— OBJECTIVE —
Check every line below for the string "размере", and copy the lines that contain it.

— MATERIAL SHOWN —
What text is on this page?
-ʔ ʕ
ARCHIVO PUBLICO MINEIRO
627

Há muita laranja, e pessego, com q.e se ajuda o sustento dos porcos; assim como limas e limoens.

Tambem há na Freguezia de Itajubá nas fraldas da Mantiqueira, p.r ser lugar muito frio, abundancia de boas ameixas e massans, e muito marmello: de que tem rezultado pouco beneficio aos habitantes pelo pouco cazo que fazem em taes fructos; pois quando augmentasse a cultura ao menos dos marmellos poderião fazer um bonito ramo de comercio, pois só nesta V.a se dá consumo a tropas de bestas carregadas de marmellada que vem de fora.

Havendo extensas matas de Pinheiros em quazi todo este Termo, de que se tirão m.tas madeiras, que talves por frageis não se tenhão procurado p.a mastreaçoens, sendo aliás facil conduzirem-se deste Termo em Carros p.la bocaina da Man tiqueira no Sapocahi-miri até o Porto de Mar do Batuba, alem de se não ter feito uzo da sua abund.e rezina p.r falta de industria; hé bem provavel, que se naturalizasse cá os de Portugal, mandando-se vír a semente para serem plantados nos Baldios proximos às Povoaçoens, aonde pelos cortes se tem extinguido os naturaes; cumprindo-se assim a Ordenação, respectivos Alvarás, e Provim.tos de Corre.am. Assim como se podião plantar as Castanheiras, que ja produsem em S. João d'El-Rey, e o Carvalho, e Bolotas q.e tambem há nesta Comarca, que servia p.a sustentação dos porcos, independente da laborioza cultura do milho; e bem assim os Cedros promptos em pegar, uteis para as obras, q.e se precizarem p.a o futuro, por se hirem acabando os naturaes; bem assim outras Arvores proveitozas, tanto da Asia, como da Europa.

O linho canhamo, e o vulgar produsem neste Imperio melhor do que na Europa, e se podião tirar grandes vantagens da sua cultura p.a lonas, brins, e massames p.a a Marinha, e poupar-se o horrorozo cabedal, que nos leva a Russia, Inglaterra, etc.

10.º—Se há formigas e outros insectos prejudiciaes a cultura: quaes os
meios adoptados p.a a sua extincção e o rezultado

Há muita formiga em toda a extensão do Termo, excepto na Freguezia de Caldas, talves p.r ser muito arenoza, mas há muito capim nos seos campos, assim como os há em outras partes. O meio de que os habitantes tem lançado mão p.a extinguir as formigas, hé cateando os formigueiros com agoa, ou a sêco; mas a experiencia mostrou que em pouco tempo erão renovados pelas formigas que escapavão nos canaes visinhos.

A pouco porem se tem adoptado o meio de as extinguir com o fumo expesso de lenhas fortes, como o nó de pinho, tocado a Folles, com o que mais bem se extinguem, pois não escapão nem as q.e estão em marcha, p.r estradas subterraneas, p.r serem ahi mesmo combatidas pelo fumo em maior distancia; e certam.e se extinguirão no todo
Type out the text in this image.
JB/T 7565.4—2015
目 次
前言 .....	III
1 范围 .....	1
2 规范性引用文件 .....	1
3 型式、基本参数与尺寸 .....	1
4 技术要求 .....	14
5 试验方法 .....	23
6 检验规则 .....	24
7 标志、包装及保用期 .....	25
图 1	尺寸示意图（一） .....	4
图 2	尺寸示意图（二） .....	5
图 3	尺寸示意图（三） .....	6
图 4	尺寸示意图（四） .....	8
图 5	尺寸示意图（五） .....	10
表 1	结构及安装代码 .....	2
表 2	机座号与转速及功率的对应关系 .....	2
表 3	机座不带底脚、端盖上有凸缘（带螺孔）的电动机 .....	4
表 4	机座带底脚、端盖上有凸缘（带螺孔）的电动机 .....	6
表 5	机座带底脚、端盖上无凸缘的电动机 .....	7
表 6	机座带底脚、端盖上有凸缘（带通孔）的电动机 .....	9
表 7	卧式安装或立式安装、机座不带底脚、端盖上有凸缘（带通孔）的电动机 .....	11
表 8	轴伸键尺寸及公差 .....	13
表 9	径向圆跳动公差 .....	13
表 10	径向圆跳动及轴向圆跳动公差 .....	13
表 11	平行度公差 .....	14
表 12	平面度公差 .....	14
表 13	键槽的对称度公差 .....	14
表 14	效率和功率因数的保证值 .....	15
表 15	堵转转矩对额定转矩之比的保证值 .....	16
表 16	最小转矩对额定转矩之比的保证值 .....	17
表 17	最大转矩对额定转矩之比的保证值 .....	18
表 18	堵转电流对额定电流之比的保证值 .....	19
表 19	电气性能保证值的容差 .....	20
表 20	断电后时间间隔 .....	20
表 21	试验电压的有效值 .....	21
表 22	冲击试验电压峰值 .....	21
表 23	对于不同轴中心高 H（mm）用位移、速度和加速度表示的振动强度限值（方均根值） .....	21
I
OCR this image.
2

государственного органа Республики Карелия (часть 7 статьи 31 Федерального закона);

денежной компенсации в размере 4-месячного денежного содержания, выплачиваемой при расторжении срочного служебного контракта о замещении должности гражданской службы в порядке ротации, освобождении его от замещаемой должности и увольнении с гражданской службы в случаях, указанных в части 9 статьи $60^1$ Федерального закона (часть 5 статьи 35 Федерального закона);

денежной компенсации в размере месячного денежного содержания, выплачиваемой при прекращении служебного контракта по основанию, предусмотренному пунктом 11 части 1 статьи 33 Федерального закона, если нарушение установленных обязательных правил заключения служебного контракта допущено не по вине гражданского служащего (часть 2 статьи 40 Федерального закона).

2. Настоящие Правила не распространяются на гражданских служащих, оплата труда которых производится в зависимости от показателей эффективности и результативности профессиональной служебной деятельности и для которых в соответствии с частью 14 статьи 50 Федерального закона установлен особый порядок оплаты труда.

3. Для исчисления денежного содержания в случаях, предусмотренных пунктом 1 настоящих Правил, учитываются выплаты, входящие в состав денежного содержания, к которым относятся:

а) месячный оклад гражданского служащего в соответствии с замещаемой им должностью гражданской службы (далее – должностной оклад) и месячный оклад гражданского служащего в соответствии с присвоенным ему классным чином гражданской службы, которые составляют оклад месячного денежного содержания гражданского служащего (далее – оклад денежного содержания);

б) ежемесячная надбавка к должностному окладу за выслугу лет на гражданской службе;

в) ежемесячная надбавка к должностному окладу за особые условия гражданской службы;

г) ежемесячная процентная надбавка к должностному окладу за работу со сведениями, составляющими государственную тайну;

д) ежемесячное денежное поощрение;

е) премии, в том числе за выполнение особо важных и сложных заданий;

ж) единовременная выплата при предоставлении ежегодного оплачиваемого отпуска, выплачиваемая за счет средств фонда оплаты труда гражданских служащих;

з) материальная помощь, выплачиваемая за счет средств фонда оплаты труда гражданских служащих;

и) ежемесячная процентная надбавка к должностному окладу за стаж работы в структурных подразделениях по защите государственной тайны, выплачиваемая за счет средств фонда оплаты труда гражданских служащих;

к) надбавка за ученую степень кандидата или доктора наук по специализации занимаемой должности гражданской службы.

— WORKED SOLUTION —
денежной компенсации в размере 4-месячного денежного содержания, выплачиваемой при расторжении срочного служебного контракта о замещении должности гражданской службы в порядке ротации, освобождении его от замещаемой должности и увольнении с гражданской службы в случаях, указанных в части 9 статьи $60^1$ Федерального закона (часть 5 статьи 35 Федерального закона);
денежной компенсации в размере месячного денежного содержания, выплачиваемой при прекращении служебного контракта по основанию, предусмотренному пунктом 11 части 1 статьи 33 Федерального закона, если нарушение установленных обязательных правил заключения служебного контракта допущено не по вине гражданского служащего (часть 2 статьи 40 Федерального закона).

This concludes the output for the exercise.